Write out the full set of records exactly. Any pictures in them do not belong in the copy.

=-=-=-=-=

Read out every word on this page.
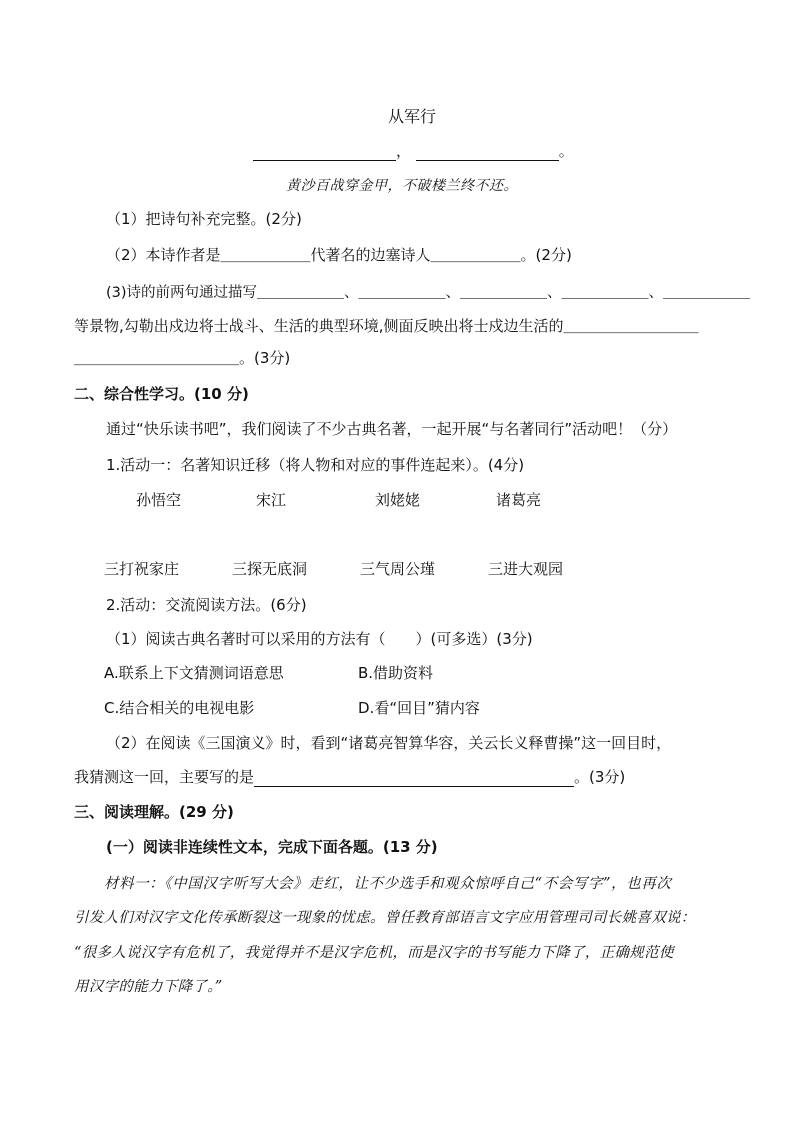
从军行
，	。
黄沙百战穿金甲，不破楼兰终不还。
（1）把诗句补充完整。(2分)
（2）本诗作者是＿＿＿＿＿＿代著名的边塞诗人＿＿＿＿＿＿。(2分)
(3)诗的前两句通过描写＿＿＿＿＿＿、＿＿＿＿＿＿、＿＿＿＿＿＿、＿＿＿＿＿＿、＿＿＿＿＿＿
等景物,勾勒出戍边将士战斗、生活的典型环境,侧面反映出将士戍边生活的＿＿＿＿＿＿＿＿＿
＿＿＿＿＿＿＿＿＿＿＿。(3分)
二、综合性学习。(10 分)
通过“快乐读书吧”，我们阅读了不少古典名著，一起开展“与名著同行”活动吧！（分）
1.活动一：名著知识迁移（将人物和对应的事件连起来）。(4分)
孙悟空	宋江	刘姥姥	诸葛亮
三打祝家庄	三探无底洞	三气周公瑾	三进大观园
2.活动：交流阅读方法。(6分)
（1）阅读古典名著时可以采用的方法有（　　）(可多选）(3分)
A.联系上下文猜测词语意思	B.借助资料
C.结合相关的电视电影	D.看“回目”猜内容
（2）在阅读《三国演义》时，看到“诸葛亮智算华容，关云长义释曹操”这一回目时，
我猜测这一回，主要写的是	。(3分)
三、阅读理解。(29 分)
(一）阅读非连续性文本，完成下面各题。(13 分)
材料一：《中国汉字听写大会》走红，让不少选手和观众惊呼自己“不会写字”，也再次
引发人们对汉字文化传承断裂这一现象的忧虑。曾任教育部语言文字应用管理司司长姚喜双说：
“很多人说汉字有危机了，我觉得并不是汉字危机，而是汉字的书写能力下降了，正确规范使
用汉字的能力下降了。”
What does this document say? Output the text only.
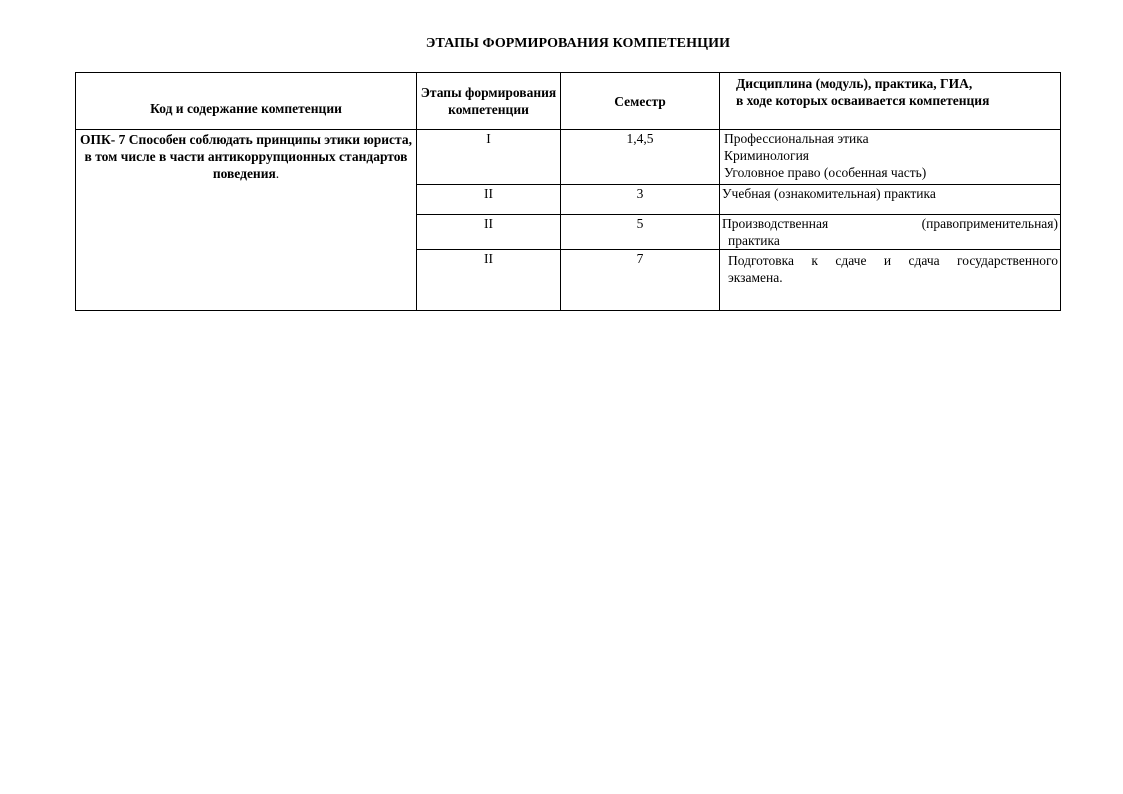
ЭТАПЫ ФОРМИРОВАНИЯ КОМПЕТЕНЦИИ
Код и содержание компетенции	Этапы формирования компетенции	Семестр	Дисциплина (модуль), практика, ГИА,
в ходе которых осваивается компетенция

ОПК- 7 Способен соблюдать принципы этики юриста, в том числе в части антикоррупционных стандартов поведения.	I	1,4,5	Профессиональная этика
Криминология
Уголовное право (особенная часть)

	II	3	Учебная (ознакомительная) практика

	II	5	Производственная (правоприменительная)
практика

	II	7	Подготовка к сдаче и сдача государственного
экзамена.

=-=-=-=-=

*OUTPUT BELOW*
Read out every word on this page.
从军行
，	。
黄沙百战穿金甲，不破楼兰终不还。
（1）把诗句补充完整。(2分)
（2）本诗作者是＿＿＿＿＿＿代著名的边塞诗人＿＿＿＿＿＿。(2分)
(3)诗的前两句通过描写＿＿＿＿＿＿、＿＿＿＿＿＿、＿＿＿＿＿＿、＿＿＿＿＿＿、＿＿＿＿＿＿
等景物,勾勒出戍边将士战斗、生活的典型环境,侧面反映出将士戍边生活的＿＿＿＿＿＿＿＿＿
＿＿＿＿＿＿＿＿＿＿＿。(3分)
二、综合性学习。(10 分)
通过“快乐读书吧”，我们阅读了不少古典名著，一起开展“与名著同行”活动吧！（分）
1.活动一：名著知识迁移（将人物和对应的事件连起来）。(4分)
孙悟空	宋江	刘姥姥	诸葛亮
三打祝家庄	三探无底洞	三气周公瑾	三进大观园
2.活动：交流阅读方法。(6分)
（1）阅读古典名著时可以采用的方法有（　　）(可多选）(3分)
A.联系上下文猜测词语意思	B.借助资料
C.结合相关的电视电影	D.看“回目”猜内容
（2）在阅读《三国演义》时，看到“诸葛亮智算华容，关云长义释曹操”这一回目时，
我猜测这一回，主要写的是	。(3分)
三、阅读理解。(29 分)
(一）阅读非连续性文本，完成下面各题。(13 分)
材料一：《中国汉字听写大会》走红，让不少选手和观众惊呼自己“不会写字”，也再次
引发人们对汉字文化传承断裂这一现象的忧虑。曾任教育部语言文字应用管理司司长姚喜双说：
“很多人说汉字有危机了，我觉得并不是汉字危机，而是汉字的书写能力下降了，正确规范使
用汉字的能力下降了。”
What does this document say? Output the text only.
ЭТАПЫ ФОРМИРОВАНИЯ КОМПЕТЕНЦИИ
Код и содержание компетенции	Этапы формирования компетенции	Семестр	Дисциплина (модуль), практика, ГИА,
в ходе которых осваивается компетенция

ОПК- 7 Способен соблюдать принципы этики юриста, в том числе в части антикоррупционных стандартов поведения.	I	1,4,5	Профессиональная этика
Криминология
Уголовное право (особенная часть)

	II	3	Учебная (ознакомительная) практика

	II	5	Производственная (правоприменительная)
практика

	II	7	Подготовка к сдаче и сдача государственного
экзамена.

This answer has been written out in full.